▶ **THE EXERCISE**:
Write out every line of the items below word for word, leaving out the pictures.
------ RECORD EXCERPTS
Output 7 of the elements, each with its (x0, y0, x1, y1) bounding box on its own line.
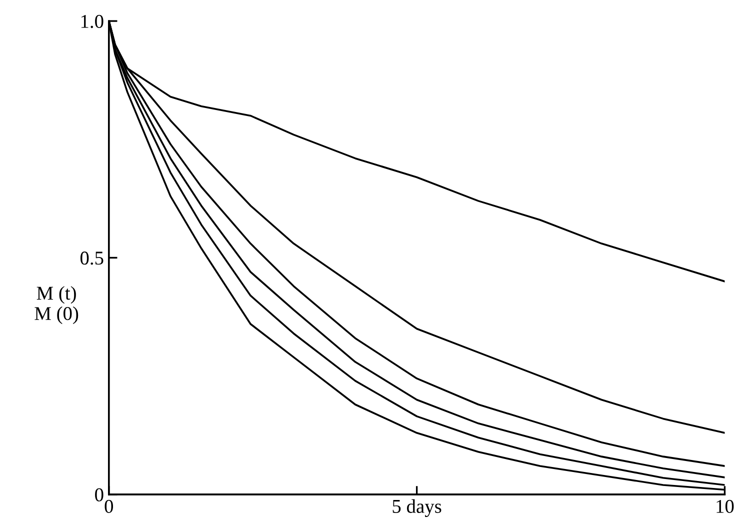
x-tick-label: 5 days (392, 499, 442, 517)
y-tick-label: 1.0 (81, 14, 104, 28)
y-axis-title: M (t) M (0) (34, 286, 78, 324)
x-tick-label: 0 (104, 500, 114, 513)
y-tick-label: 0 (95, 488, 104, 502)
y-tick-label: 0.5 (80, 252, 104, 265)
x-tick-label: 10 (716, 500, 734, 513)
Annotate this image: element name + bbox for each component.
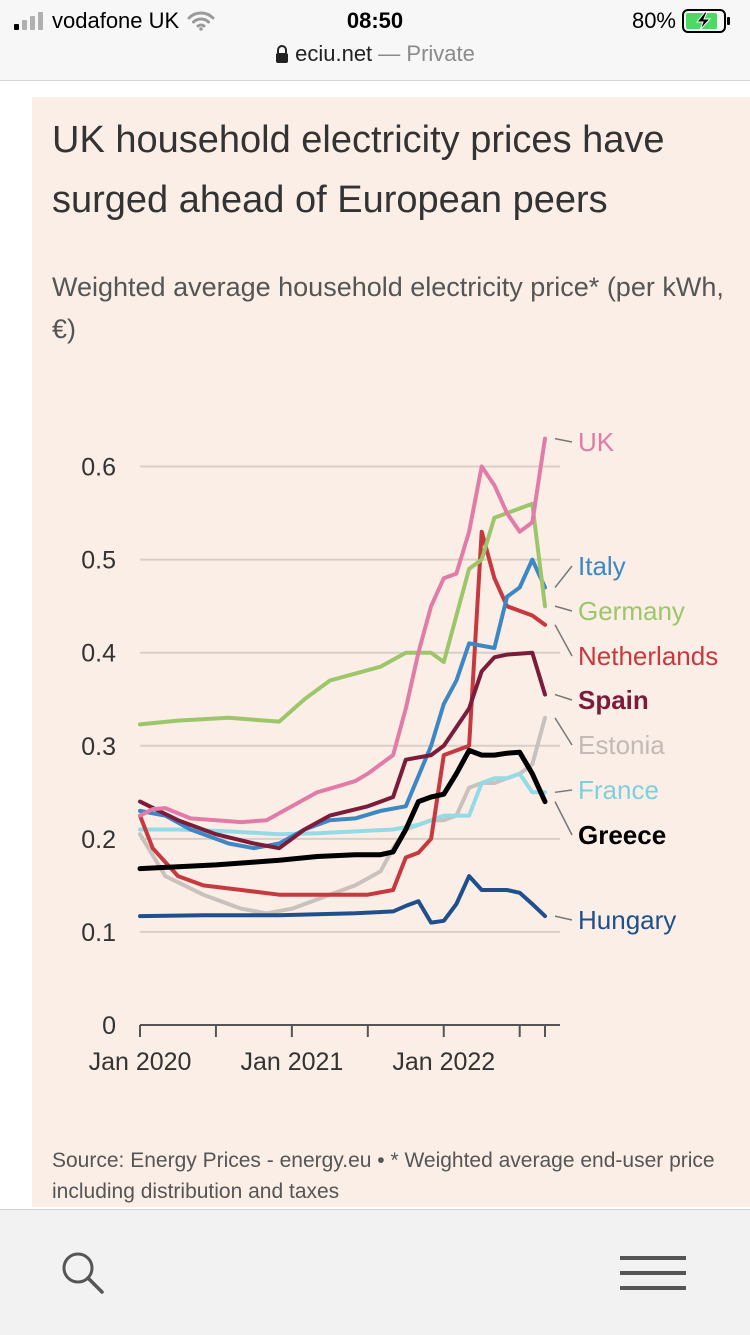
leader-line-hungary: [554, 915, 573, 921]
series-line-greece: [137, 747, 548, 872]
url-domain: eciu.net: [295, 41, 373, 66]
y-tick-label: 0.4: [81, 640, 116, 668]
status-bar: vodafone UK 08:50 80% eciu.net — Private: [0, 0, 750, 81]
chart-title: UK household electricity prices have sur…: [52, 119, 665, 221]
y-tick-label: 0.5: [81, 547, 116, 575]
browser-toolbar: [0, 1209, 750, 1335]
lock-icon: [276, 45, 289, 63]
series-label-italy: Italy: [578, 551, 626, 581]
series-line-netherlands: [138, 529, 547, 897]
url-bar[interactable]: eciu.net — Private: [0, 41, 750, 67]
leader-line-spain: [554, 693, 573, 701]
leader-line-greece: [554, 801, 573, 836]
status-right: 80%: [632, 8, 732, 34]
series-line-italy: [138, 557, 547, 851]
x-tick-label: Jan 2020: [89, 1048, 192, 1076]
battery-percent: 80%: [631, 8, 676, 33]
y-tick-label: 0: [102, 1012, 116, 1040]
wifi-icon: [187, 11, 215, 31]
leader-line-netherlands: [554, 624, 573, 657]
battery-charging-icon: [682, 9, 730, 33]
series-label-germany: Germany: [578, 596, 685, 626]
series-label-france: France: [578, 775, 659, 805]
series-label-estonia: Estonia: [578, 730, 665, 760]
series-line-spain: [138, 650, 547, 851]
series-line-france: [138, 771, 547, 837]
leader-line-france: [554, 789, 573, 794]
y-tick-label: 0.6: [81, 454, 116, 482]
search-icon[interactable]: [60, 1250, 106, 1296]
leader-line-germany: [554, 605, 573, 612]
chart-subtitle: Weighted average household electricity p…: [52, 272, 724, 344]
leader-line-italy: [554, 565, 573, 589]
carrier-name: vodafone UK: [52, 8, 180, 33]
series-label-uk: UK: [578, 427, 615, 457]
y-tick-label: 0.1: [81, 919, 116, 947]
series-line-uk: [138, 436, 547, 825]
menu-icon[interactable]: [620, 1254, 686, 1292]
status-left: vodafone UK: [14, 8, 215, 34]
private-mode-label: — Private: [378, 41, 475, 66]
series-label-spain: Spain: [578, 685, 649, 715]
series-line-hungary: [138, 874, 547, 925]
y-tick-label: 0.3: [81, 733, 116, 761]
series-label-greece: Greece: [578, 820, 666, 850]
line-chart: 0 0.1 0.2 0.3 0.4 0.5 0.6 Jan 2020 Jan 2021 Jan 2…: [81, 427, 718, 1076]
x-tick-label: Jan 2021: [240, 1048, 343, 1076]
leader-line-estonia: [554, 717, 573, 746]
series-label-netherlands: Netherlands: [578, 641, 718, 671]
status-time: 08:50: [346, 8, 404, 33]
leader-line-uk: [554, 437, 573, 443]
y-tick-label: 0.2: [81, 826, 116, 854]
chart-source-note: Source: Energy Prices - energy.eu • * We…: [52, 1149, 715, 1203]
x-tick-label: Jan 2022: [392, 1048, 495, 1076]
signal-icon: [14, 12, 43, 30]
series-label-hungary: Hungary: [578, 905, 676, 935]
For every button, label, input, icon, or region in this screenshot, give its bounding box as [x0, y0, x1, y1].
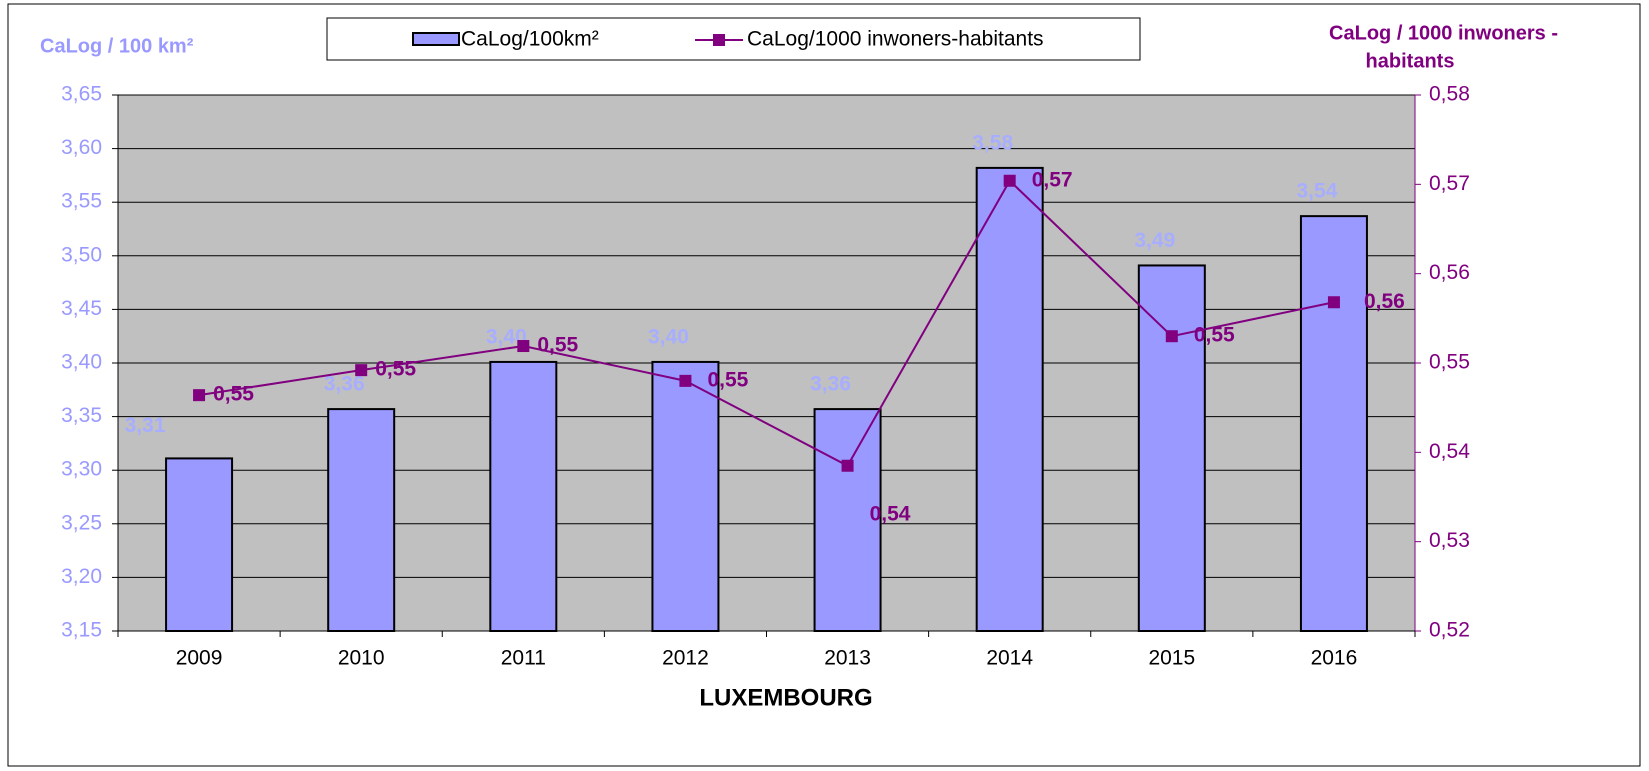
- y-tick-label: 3,65: [61, 83, 102, 106]
- line-value-label: 0,56: [1364, 290, 1405, 313]
- bar: [1299, 215, 1368, 633]
- y2-tick-label: 0,56: [1429, 261, 1470, 284]
- y-tick-label: 3,60: [61, 136, 102, 159]
- x-axis-title: LUXEMBOURG: [699, 684, 872, 711]
- y2-tick-label: 0,53: [1429, 529, 1470, 552]
- line-marker: [193, 389, 206, 402]
- y-tick-label: 3,30: [61, 458, 102, 481]
- y-tick-label: 3,50: [61, 243, 102, 266]
- bar-value-label: 3,31: [125, 414, 166, 437]
- bar: [813, 408, 882, 633]
- bar-value-label: 3,40: [486, 325, 527, 348]
- bar-value-label: 3,54: [1297, 180, 1338, 203]
- x-tick-label: 2011: [501, 647, 546, 670]
- y-tick-label: 3,45: [61, 297, 102, 320]
- line-marker: [1165, 330, 1178, 343]
- y2-tick-label: 0,55: [1429, 351, 1470, 374]
- bar-value-label: 3,36: [810, 373, 851, 396]
- x-tick-label: 2010: [338, 647, 385, 670]
- x-tick-label: 2012: [662, 647, 709, 670]
- y2-axis-title: habitants: [1366, 50, 1455, 72]
- y-axis-title: CaLog / 100 km²: [40, 35, 194, 57]
- line-value-label: 0,55: [213, 383, 254, 406]
- y-tick-label: 3,40: [61, 351, 102, 374]
- bar: [1137, 264, 1206, 632]
- bar-value-label: 3,58: [972, 131, 1013, 154]
- y2-axis-title: CaLog / 1000 inwoners -: [1329, 22, 1558, 44]
- bar: [327, 408, 396, 633]
- bar-value-label: 3,36: [324, 373, 365, 396]
- bar: [975, 166, 1044, 632]
- line-marker: [1327, 296, 1340, 309]
- legend-label: CaLog/1000 inwoners-habitants: [747, 28, 1044, 51]
- y2-tick-label: 0,58: [1429, 83, 1470, 106]
- line-value-label: 0,55: [707, 368, 748, 391]
- line-marker: [517, 340, 530, 353]
- line-value-label: 0,55: [375, 358, 416, 381]
- bar-value-label: 3,40: [648, 325, 689, 348]
- line-marker: [355, 364, 368, 377]
- line-value-label: 0,54: [870, 502, 911, 525]
- line-marker: [841, 459, 854, 472]
- line-value-label: 0,55: [1194, 324, 1235, 347]
- line: [198, 179, 1335, 468]
- y-tick-label: 3,55: [61, 190, 102, 213]
- bar: [489, 360, 558, 632]
- x-tick-label: 2016: [1311, 647, 1358, 670]
- y2-tick-label: 0,54: [1429, 440, 1470, 463]
- legend-marker: [713, 34, 725, 46]
- y-tick-label: 3,15: [61, 619, 102, 642]
- y-tick-label: 3,25: [61, 511, 102, 534]
- y-tick-label: 3,20: [61, 565, 102, 588]
- x-tick-label: 2015: [1148, 647, 1195, 670]
- line-value-label: 0,57: [1032, 168, 1073, 191]
- legend-label: CaLog/100km²: [461, 28, 599, 51]
- y-tick-label: 3,35: [61, 404, 102, 427]
- bar: [165, 457, 234, 632]
- line-value-label: 0,55: [537, 334, 578, 357]
- bar-value-label: 3,49: [1134, 229, 1175, 252]
- x-tick-label: 2009: [176, 647, 223, 670]
- line-marker: [679, 374, 692, 387]
- y2-tick-label: 0,57: [1429, 172, 1470, 195]
- x-tick-label: 2013: [824, 647, 871, 670]
- bar: [651, 360, 720, 632]
- line-marker: [1003, 174, 1016, 187]
- y2-tick-label: 0,52: [1429, 619, 1470, 642]
- x-tick-label: 2014: [986, 647, 1033, 670]
- legend-swatch: [412, 32, 460, 46]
------------
▶ **SOLVED EXERCISE**:
Output 7 of the elements, each with its (x0, y0, x1, y1) bounding box on its own line.
x-tick-label: 5 days (392, 499, 442, 517)
y-tick-label: 1.0 (81, 14, 104, 28)
y-axis-title: M (t) M (0) (34, 286, 78, 324)
x-tick-label: 0 (104, 500, 114, 513)
y-tick-label: 0 (95, 488, 104, 502)
y-tick-label: 0.5 (80, 252, 104, 265)
x-tick-label: 10 (716, 500, 734, 513)
Annotate this image: element name + bbox for each component.
leader-line-hungary: [554, 915, 573, 921]
series-line-greece: [137, 747, 548, 872]
url-domain: eciu.net: [295, 41, 373, 66]
y-tick-label: 0.4: [81, 640, 116, 668]
status-bar: vodafone UK 08:50 80% eciu.net — Private: [0, 0, 750, 81]
chart-title: UK household electricity prices have sur…: [52, 119, 665, 221]
y-tick-label: 0.5: [81, 547, 116, 575]
browser-toolbar: [0, 1209, 750, 1335]
lock-icon: [276, 45, 289, 63]
series-label-italy: Italy: [578, 551, 626, 581]
series-line-netherlands: [138, 529, 547, 897]
url-bar[interactable]: eciu.net — Private: [0, 41, 750, 67]
leader-line-spain: [554, 693, 573, 701]
leader-line-greece: [554, 801, 573, 836]
status-right: 80%: [632, 8, 732, 34]
series-line-italy: [138, 557, 547, 851]
x-tick-label: Jan 2020: [89, 1048, 192, 1076]
battery-percent: 80%: [631, 8, 676, 33]
y-tick-label: 0: [102, 1012, 116, 1040]
wifi-icon: [187, 11, 215, 31]
leader-line-netherlands: [554, 624, 573, 657]
battery-charging-icon: [682, 9, 730, 33]
series-label-germany: Germany: [578, 596, 685, 626]
series-label-france: France: [578, 775, 659, 805]
series-label-estonia: Estonia: [578, 730, 665, 760]
series-line-spain: [138, 650, 547, 851]
series-line-france: [138, 771, 547, 837]
leader-line-france: [554, 789, 573, 794]
y-tick-label: 0.6: [81, 454, 116, 482]
search-icon[interactable]: [60, 1250, 106, 1296]
leader-line-germany: [554, 605, 573, 612]
chart-subtitle: Weighted average household electricity p…: [52, 272, 724, 344]
leader-line-italy: [554, 565, 573, 589]
carrier-name: vodafone UK: [52, 8, 180, 33]
series-label-uk: UK: [578, 427, 615, 457]
y-tick-label: 0.1: [81, 919, 116, 947]
series-line-uk: [138, 436, 547, 825]
menu-icon[interactable]: [620, 1254, 686, 1292]
status-left: vodafone UK: [14, 8, 215, 34]
private-mode-label: — Private: [378, 41, 475, 66]
series-label-spain: Spain: [578, 685, 649, 715]
series-line-hungary: [138, 874, 547, 925]
y-tick-label: 0.3: [81, 733, 116, 761]
series-label-greece: Greece: [578, 820, 666, 850]
line-chart: 0 0.1 0.2 0.3 0.4 0.5 0.6 Jan 2020 Jan 2021 Jan 2…: [81, 427, 718, 1076]
x-tick-label: Jan 2021: [240, 1048, 343, 1076]
leader-line-estonia: [554, 717, 573, 746]
series-label-netherlands: Netherlands: [578, 641, 718, 671]
status-time: 08:50: [346, 8, 404, 33]
leader-line-uk: [554, 437, 573, 443]
y-tick-label: 0.2: [81, 826, 116, 854]
chart-source-note: Source: Energy Prices - energy.eu • * We…: [52, 1149, 715, 1203]
x-tick-label: Jan 2022: [392, 1048, 495, 1076]
signal-icon: [14, 12, 43, 30]
series-label-hungary: Hungary: [578, 905, 676, 935]
For every button, label, input, icon, or region in this screenshot, give its bounding box as [x0, y0, x1, y1].
- y-tick-label: 3,65: [61, 83, 102, 106]
- line-value-label: 0,56: [1364, 290, 1405, 313]
- bar: [1299, 215, 1368, 633]
- y2-tick-label: 0,56: [1429, 261, 1470, 284]
- y-tick-label: 3,60: [61, 136, 102, 159]
- x-axis-title: LUXEMBOURG: [699, 684, 872, 711]
- y2-tick-label: 0,53: [1429, 529, 1470, 552]
- line-marker: [193, 389, 206, 402]
- y-tick-label: 3,30: [61, 458, 102, 481]
- y-tick-label: 3,50: [61, 243, 102, 266]
- bar-value-label: 3,31: [125, 414, 166, 437]
- bar: [813, 408, 882, 633]
- bar-value-label: 3,40: [486, 325, 527, 348]
- bar-value-label: 3,54: [1297, 180, 1338, 203]
- x-tick-label: 2011: [501, 647, 546, 670]
- y-tick-label: 3,45: [61, 297, 102, 320]
- line-marker: [1165, 330, 1178, 343]
- y2-tick-label: 0,55: [1429, 351, 1470, 374]
- bar-value-label: 3,36: [810, 373, 851, 396]
- x-tick-label: 2010: [338, 647, 385, 670]
- x-tick-label: 2012: [662, 647, 709, 670]
- y2-axis-title: habitants: [1366, 50, 1455, 72]
- y-axis-title: CaLog / 100 km²: [40, 35, 194, 57]
- line-value-label: 0,55: [213, 383, 254, 406]
- y-tick-label: 3,40: [61, 351, 102, 374]
- bar: [1137, 264, 1206, 632]
- bar-value-label: 3,58: [972, 131, 1013, 154]
- y2-axis-title: CaLog / 1000 inwoners -: [1329, 22, 1558, 44]
- bar: [327, 408, 396, 633]
- bar-value-label: 3,36: [324, 373, 365, 396]
- bar: [975, 166, 1044, 632]
- line-marker: [1327, 296, 1340, 309]
- legend-label: CaLog/1000 inwoners-habitants: [747, 28, 1044, 51]
- y2-tick-label: 0,58: [1429, 83, 1470, 106]
- line-value-label: 0,55: [707, 368, 748, 391]
- line-marker: [517, 340, 530, 353]
- line-value-label: 0,55: [375, 358, 416, 381]
- bar-value-label: 3,40: [648, 325, 689, 348]
- line-marker: [355, 364, 368, 377]
- line-value-label: 0,54: [870, 502, 911, 525]
- line-marker: [841, 459, 854, 472]
- line-value-label: 0,55: [1194, 324, 1235, 347]
- line: [198, 179, 1335, 468]
- y-tick-label: 3,55: [61, 190, 102, 213]
- bar: [489, 360, 558, 632]
- x-tick-label: 2016: [1311, 647, 1358, 670]
- y2-tick-label: 0,54: [1429, 440, 1470, 463]
- legend-marker: [713, 34, 725, 46]
- y-tick-label: 3,15: [61, 619, 102, 642]
- y-tick-label: 3,25: [61, 511, 102, 534]
- y-tick-label: 3,20: [61, 565, 102, 588]
- x-tick-label: 2015: [1148, 647, 1195, 670]
- line-value-label: 0,57: [1032, 168, 1073, 191]
- legend-label: CaLog/100km²: [461, 28, 599, 51]
- y-tick-label: 3,35: [61, 404, 102, 427]
- bar: [165, 457, 234, 632]
- line-value-label: 0,55: [537, 334, 578, 357]
- bar-value-label: 3,49: [1134, 229, 1175, 252]
- x-tick-label: 2009: [176, 647, 223, 670]
- line-marker: [679, 374, 692, 387]
- y2-tick-label: 0,57: [1429, 172, 1470, 195]
- x-tick-label: 2013: [824, 647, 871, 670]
- bar: [651, 360, 720, 632]
- line-marker: [1003, 174, 1016, 187]
- y2-tick-label: 0,52: [1429, 619, 1470, 642]
- x-tick-label: 2014: [986, 647, 1033, 670]
- legend-swatch: [412, 32, 460, 46]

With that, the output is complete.